> [What you need to do] Return the listing below unchanged, minus its pictures.

> [Records to use]
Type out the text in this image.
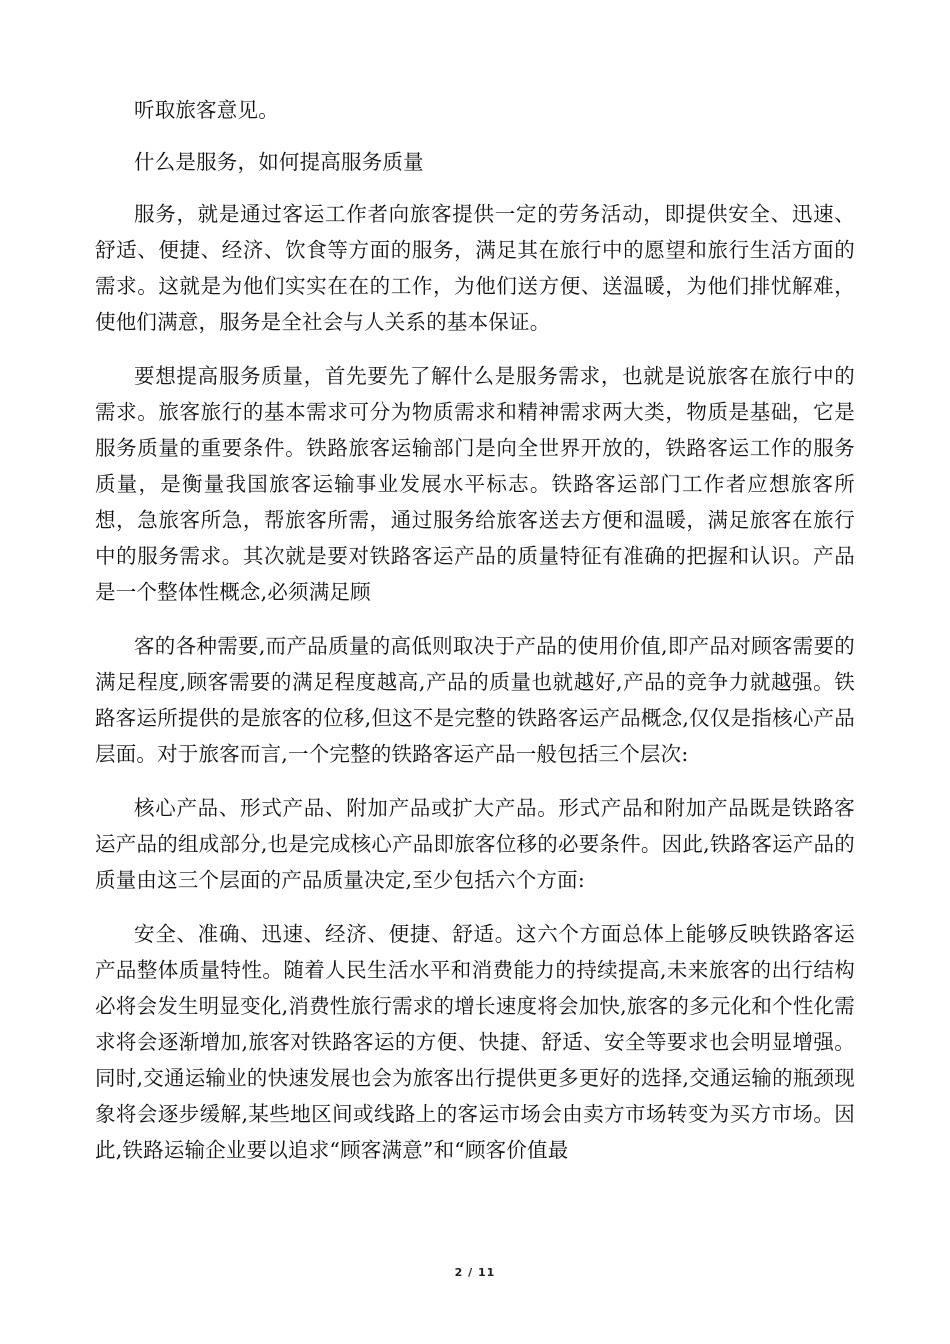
听取旅客意见。

什么是服务，如何提高服务质量

服务，就是通过客运工作者向旅客提供一定的劳务活动，即提供安全、迅速、舒适、便捷、经济、饮食等方面的服务，满足其在旅行中的愿望和旅行生活方面的需求。这就是为他们实实在在的工作，为他们送方便、送温暖，为他们排忧解难，使他们满意，服务是全社会与人关系的基本保证。

要想提高服务质量，首先要先了解什么是服务需求，也就是说旅客在旅行中的需求。旅客旅行的基本需求可分为物质需求和精神需求两大类，物质是基础，它是服务质量的重要条件。铁路旅客运输部门是向全世界开放的，铁路客运工作的服务质量，是衡量我国旅客运输事业发展水平标志。铁路客运部门工作者应想旅客所想，急旅客所急，帮旅客所需，通过服务给旅客送去方便和温暖，满足旅客在旅行中的服务需求。其次就是要对铁路客运产品的质量特征有准确的把握和认识。产品是一个整体性概念,必须满足顾

客的各种需要,而产品质量的高低则取决于产品的使用价值,即产品对顾客需要的满足程度,顾客需要的满足程度越高,产品的质量也就越好,产品的竞争力就越强。铁路客运所提供的是旅客的位移,但这不是完整的铁路客运产品概念,仅仅是指核心产品层面。对于旅客而言,一个完整的铁路客运产品一般包括三个层次:

核心产品、形式产品、附加产品或扩大产品。形式产品和附加产品既是铁路客运产品的组成部分,也是完成核心产品即旅客位移的必要条件。因此,铁路客运产品的质量由这三个层面的产品质量决定,至少包括六个方面:

安全、准确、迅速、经济、便捷、舒适。这六个方面总体上能够反映铁路客运产品整体质量特性。随着人民生活水平和消费能力的持续提高,未来旅客的出行结构必将会发生明显变化,消费性旅行需求的增长速度将会加快,旅客的多元化和个性化需求将会逐渐增加,旅客对铁路客运的方便、快捷、舒适、安全等要求也会明显增强。同时,交通运输业的快速发展也会为旅客出行提供更多更好的选择,交通运输的瓶颈现象将会逐步缓解,某些地区间或线路上的客运市场会由卖方市场转变为买方市场。因此,铁路运输企业要以追求“顾客满意”和“顾客价值最

2 / 11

> [Worked solution]
Type out the text in this image.
听取旅客意见。

什么是服务，如何提高服务质量

服务，就是通过客运工作者向旅客提供一定的劳务活动，即提供安全、迅速、舒适、便捷、经济、饮食等方面的服务，满足其在旅行中的愿望和旅行生活方面的需求。这就是为他们实实在在的工作，为他们送方便、送温暖，为他们排忧解难，使他们满意，服务是全社会与人关系的基本保证。

要想提高服务质量，首先要先了解什么是服务需求，也就是说旅客在旅行中的需求。旅客旅行的基本需求可分为物质需求和精神需求两大类，物质是基础，它是服务质量的重要条件。铁路旅客运输部门是向全世界开放的，铁路客运工作的服务质量，是衡量我国旅客运输事业发展水平标志。铁路客运部门工作者应想旅客所想，急旅客所急，帮旅客所需，通过服务给旅客送去方便和温暖，满足旅客在旅行中的服务需求。其次就是要对铁路客运产品的质量特征有准确的把握和认识。产品是一个整体性概念,必须满足顾

客的各种需要,而产品质量的高低则取决于产品的使用价值,即产品对顾客需要的满足程度,顾客需要的满足程度越高,产品的质量也就越好,产品的竞争力就越强。铁路客运所提供的是旅客的位移,但这不是完整的铁路客运产品概念,仅仅是指核心产品层面。对于旅客而言,一个完整的铁路客运产品一般包括三个层次:

核心产品、形式产品、附加产品或扩大产品。形式产品和附加产品既是铁路客运产品的组成部分,也是完成核心产品即旅客位移的必要条件。因此,铁路客运产品的质量由这三个层面的产品质量决定,至少包括六个方面:

安全、准确、迅速、经济、便捷、舒适。这六个方面总体上能够反映铁路客运产品整体质量特性。随着人民生活水平和消费能力的持续提高,未来旅客的出行结构必将会发生明显变化,消费性旅行需求的增长速度将会加快,旅客的多元化和个性化需求将会逐渐增加,旅客对铁路客运的方便、快捷、舒适、安全等要求也会明显增强。同时,交通运输业的快速发展也会为旅客出行提供更多更好的选择,交通运输的瓶颈现象将会逐步缓解,某些地区间或线路上的客运市场会由卖方市场转变为买方市场。因此,铁路运输企业要以追求“顾客满意”和“顾客价值最

2 / 11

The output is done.